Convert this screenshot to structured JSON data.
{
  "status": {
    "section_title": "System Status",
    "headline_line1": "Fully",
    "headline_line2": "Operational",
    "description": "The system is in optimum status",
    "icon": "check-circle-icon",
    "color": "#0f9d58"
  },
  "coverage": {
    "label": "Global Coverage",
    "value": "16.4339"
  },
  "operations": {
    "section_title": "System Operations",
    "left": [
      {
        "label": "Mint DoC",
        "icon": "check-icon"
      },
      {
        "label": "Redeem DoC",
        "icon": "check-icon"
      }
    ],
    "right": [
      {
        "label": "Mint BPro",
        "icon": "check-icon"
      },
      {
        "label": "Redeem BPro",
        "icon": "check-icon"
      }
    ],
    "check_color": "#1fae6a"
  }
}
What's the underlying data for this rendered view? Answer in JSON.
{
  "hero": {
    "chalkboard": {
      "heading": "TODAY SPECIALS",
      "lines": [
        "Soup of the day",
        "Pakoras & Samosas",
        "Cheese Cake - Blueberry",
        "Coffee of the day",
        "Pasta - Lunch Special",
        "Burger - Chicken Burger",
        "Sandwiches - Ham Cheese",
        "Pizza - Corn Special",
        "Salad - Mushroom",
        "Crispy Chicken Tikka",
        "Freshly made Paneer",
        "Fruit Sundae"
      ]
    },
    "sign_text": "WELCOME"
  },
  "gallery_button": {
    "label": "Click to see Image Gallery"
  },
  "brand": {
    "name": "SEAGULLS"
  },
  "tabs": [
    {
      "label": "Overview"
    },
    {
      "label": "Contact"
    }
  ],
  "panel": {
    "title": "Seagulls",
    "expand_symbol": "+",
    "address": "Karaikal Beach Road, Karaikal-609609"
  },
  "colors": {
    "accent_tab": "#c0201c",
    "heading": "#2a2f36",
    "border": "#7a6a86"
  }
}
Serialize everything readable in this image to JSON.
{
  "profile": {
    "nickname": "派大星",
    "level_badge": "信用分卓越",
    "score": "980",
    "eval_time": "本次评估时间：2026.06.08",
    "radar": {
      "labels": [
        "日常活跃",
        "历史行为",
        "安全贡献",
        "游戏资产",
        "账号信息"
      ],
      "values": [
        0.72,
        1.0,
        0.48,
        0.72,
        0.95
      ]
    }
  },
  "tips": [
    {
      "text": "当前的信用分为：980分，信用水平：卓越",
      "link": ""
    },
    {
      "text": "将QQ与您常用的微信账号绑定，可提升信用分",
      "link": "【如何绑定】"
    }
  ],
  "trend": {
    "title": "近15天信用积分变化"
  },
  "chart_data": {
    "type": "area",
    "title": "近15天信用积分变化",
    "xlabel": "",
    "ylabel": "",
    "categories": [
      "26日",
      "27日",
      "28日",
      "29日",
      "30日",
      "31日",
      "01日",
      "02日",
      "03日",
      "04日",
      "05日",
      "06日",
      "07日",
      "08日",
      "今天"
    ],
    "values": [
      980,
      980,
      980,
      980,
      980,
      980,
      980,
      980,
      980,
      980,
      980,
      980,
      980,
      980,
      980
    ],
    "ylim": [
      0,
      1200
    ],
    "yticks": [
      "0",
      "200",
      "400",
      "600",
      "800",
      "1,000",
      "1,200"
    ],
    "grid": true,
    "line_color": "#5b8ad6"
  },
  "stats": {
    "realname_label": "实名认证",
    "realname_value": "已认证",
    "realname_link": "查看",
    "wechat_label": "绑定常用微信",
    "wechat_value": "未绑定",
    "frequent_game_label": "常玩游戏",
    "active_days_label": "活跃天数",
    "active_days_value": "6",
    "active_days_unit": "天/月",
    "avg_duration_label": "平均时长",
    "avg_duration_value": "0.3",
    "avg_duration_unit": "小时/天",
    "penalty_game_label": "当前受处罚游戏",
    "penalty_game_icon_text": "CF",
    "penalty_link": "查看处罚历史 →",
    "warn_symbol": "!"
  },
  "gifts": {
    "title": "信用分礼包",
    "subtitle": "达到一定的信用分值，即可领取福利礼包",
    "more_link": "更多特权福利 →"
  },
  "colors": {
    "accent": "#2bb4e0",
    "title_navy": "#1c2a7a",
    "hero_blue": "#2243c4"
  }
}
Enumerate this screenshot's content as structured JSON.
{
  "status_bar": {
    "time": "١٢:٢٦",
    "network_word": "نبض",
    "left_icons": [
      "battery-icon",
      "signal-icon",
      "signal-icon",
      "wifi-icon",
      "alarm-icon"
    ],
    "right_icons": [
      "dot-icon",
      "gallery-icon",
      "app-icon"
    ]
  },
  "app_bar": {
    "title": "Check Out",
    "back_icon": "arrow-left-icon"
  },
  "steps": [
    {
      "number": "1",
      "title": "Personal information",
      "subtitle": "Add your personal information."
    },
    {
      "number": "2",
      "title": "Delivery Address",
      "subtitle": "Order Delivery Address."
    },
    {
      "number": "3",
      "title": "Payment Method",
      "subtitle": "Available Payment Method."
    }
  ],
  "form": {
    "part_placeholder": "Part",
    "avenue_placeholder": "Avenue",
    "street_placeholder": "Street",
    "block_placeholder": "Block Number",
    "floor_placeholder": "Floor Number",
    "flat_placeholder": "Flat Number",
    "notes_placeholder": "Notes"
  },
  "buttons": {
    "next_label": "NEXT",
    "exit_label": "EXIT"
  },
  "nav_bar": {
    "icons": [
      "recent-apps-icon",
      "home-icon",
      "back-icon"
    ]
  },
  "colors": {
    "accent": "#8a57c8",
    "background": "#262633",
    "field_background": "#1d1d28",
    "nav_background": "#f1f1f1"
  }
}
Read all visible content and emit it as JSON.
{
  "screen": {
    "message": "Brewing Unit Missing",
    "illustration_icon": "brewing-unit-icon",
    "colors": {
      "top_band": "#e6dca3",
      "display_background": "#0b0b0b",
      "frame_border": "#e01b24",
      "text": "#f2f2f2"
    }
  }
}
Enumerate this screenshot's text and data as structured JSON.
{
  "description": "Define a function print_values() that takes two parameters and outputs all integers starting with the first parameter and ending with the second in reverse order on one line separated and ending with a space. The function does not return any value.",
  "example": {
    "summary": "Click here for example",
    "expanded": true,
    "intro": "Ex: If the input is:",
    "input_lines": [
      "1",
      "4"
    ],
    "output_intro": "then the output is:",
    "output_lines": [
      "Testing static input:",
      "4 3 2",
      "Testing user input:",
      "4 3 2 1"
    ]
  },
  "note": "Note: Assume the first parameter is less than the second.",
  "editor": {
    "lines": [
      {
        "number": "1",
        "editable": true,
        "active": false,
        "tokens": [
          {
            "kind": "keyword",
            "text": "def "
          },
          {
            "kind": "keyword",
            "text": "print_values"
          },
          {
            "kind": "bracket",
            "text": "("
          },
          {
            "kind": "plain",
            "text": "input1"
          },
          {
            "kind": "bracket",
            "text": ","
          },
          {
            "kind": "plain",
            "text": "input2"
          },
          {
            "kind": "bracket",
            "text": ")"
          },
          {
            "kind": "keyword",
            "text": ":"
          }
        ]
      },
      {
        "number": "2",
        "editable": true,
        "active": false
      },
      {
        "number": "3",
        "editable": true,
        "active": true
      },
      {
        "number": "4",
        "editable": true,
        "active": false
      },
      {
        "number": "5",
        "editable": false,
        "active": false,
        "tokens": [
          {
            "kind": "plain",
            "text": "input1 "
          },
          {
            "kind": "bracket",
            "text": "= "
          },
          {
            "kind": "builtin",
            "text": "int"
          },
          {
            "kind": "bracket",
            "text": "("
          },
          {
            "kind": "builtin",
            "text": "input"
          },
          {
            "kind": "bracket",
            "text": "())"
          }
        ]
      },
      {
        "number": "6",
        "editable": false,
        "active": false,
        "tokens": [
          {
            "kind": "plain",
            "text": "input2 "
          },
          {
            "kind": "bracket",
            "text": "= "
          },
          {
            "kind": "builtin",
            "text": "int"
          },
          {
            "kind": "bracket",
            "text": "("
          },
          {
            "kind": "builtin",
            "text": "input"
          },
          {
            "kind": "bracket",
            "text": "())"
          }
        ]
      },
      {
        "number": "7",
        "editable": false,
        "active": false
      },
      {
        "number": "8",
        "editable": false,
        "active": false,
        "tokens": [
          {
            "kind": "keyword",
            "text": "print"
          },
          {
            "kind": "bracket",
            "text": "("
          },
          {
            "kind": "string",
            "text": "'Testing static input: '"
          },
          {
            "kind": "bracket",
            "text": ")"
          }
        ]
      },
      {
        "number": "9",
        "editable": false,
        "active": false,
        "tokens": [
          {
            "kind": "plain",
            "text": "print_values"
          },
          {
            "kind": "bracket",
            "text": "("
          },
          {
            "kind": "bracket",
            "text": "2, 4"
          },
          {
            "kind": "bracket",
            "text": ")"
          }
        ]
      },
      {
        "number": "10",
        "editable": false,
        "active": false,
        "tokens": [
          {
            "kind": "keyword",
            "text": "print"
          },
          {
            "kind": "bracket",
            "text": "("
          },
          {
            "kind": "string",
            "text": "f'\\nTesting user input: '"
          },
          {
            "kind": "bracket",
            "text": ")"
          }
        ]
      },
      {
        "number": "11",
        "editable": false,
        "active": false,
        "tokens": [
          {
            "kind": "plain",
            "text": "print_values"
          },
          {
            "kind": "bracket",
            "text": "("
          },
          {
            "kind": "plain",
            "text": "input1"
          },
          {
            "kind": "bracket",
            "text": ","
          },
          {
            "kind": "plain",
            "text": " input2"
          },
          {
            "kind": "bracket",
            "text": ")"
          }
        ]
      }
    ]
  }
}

• _Requirement_:
Give every line of the material that includes the string "Enumerate".

• _Expected answer_:
Enumerate this screenshot's content as structured JSON.
Enumerate this screenshot's text and data as structured JSON.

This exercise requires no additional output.